(Data records)
▬▬▬▬▬▬
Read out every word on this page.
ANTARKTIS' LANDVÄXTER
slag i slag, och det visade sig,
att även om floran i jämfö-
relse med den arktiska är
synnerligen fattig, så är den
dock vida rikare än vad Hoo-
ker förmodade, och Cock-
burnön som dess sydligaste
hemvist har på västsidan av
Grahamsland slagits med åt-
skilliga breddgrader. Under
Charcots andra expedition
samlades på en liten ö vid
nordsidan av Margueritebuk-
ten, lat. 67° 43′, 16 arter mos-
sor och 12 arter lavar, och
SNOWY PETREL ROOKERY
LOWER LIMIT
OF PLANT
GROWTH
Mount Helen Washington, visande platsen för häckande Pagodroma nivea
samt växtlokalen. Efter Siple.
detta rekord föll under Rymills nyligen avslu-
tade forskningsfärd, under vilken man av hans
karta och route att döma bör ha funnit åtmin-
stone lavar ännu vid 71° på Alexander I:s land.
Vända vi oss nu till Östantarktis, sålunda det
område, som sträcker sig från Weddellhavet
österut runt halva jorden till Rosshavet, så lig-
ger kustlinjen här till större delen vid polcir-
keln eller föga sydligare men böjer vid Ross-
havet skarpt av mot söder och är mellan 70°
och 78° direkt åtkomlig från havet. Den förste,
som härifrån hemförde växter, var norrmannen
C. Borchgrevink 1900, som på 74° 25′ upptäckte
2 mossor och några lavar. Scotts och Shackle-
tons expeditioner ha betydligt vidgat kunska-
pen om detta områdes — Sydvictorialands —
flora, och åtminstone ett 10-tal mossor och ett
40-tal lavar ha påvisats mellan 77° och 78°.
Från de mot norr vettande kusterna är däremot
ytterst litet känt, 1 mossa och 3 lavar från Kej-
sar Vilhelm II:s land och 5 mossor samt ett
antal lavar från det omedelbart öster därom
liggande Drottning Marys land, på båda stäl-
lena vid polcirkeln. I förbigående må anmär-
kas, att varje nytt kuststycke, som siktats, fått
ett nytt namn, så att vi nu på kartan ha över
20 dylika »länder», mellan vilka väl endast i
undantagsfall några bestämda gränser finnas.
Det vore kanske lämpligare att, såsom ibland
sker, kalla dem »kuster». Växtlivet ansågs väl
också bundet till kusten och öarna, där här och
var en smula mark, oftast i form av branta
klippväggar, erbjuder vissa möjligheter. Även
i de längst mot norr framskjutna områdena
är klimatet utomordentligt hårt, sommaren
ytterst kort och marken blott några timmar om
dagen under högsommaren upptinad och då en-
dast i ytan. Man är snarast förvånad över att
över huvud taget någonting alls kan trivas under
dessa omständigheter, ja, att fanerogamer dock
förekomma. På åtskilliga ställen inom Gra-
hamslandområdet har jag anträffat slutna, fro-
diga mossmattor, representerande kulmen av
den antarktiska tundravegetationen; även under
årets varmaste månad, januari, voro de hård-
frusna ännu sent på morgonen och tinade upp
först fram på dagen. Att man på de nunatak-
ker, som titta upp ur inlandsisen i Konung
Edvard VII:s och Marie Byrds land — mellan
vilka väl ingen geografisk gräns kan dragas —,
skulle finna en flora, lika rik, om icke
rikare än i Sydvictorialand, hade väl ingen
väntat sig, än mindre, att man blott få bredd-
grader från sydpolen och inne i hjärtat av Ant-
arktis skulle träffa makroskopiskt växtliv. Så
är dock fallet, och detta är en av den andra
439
▬▬▬▬▬▬
Write out the records above again, keeping each one identical to the original.

Read out every word on this page.
ANTARKTIS' LANDVÄXTER
slag i slag, och det visade sig,
att även om floran i jämfö-
relse med den arktiska är
synnerligen fattig, så är den
dock vida rikare än vad Hoo-
ker förmodade, och Cock-
burnön som dess sydligaste
hemvist har på västsidan av
Grahamsland slagits med åt-
skilliga breddgrader. Under
Charcots andra expedition
samlades på en liten ö vid
nordsidan av Margueritebuk-
ten, lat. 67° 43′, 16 arter mos-
sor och 12 arter lavar, och
SNOWY PETREL ROOKERY
LOWER LIMIT
OF PLANT
GROWTH
Mount Helen Washington, visande platsen för häckande Pagodroma nivea
samt växtlokalen. Efter Siple.
detta rekord föll under Rymills nyligen avslu-
tade forskningsfärd, under vilken man av hans
karta och route att döma bör ha funnit åtmin-
stone lavar ännu vid 71° på Alexander I:s land.
Vända vi oss nu till Östantarktis, sålunda det
område, som sträcker sig från Weddellhavet
österut runt halva jorden till Rosshavet, så lig-
ger kustlinjen här till större delen vid polcir-
keln eller föga sydligare men böjer vid Ross-
havet skarpt av mot söder och är mellan 70°
och 78° direkt åtkomlig från havet. Den förste,
som härifrån hemförde växter, var norrmannen
C. Borchgrevink 1900, som på 74° 25′ upptäckte
2 mossor och några lavar. Scotts och Shackle-
tons expeditioner ha betydligt vidgat kunska-
pen om detta områdes — Sydvictorialands —
flora, och åtminstone ett 10-tal mossor och ett
40-tal lavar ha påvisats mellan 77° och 78°.
Från de mot norr vettande kusterna är däremot
ytterst litet känt, 1 mossa och 3 lavar från Kej-
sar Vilhelm II:s land och 5 mossor samt ett
antal lavar från det omedelbart öster därom
liggande Drottning Marys land, på båda stäl-
lena vid polcirkeln. I förbigående må anmär-
kas, att varje nytt kuststycke, som siktats, fått
ett nytt namn, så att vi nu på kartan ha över
20 dylika »länder», mellan vilka väl endast i
undantagsfall några bestämda gränser finnas.
Det vore kanske lämpligare att, såsom ibland
sker, kalla dem »kuster». Växtlivet ansågs väl
också bundet till kusten och öarna, där här och
var en smula mark, oftast i form av branta
klippväggar, erbjuder vissa möjligheter. Även
i de längst mot norr framskjutna områdena
är klimatet utomordentligt hårt, sommaren
ytterst kort och marken blott några timmar om
dagen under högsommaren upptinad och då en-
dast i ytan. Man är snarast förvånad över att
över huvud taget någonting alls kan trivas under
dessa omständigheter, ja, att fanerogamer dock
förekomma. På åtskilliga ställen inom Gra-
hamslandområdet har jag anträffat slutna, fro-
diga mossmattor, representerande kulmen av
den antarktiska tundravegetationen; även under
årets varmaste månad, januari, voro de hård-
frusna ännu sent på morgonen och tinade upp
först fram på dagen. Att man på de nunatak-
ker, som titta upp ur inlandsisen i Konung
Edvard VII:s och Marie Byrds land — mellan
vilka väl ingen geografisk gräns kan dragas —,
skulle finna en flora, lika rik, om icke
rikare än i Sydvictorialand, hade väl ingen
väntat sig, än mindre, att man blott få bredd-
grader från sydpolen och inne i hjärtat av Ant-
arktis skulle träffa makroskopiskt växtliv. Så
är dock fallet, och detta är en av den andra
439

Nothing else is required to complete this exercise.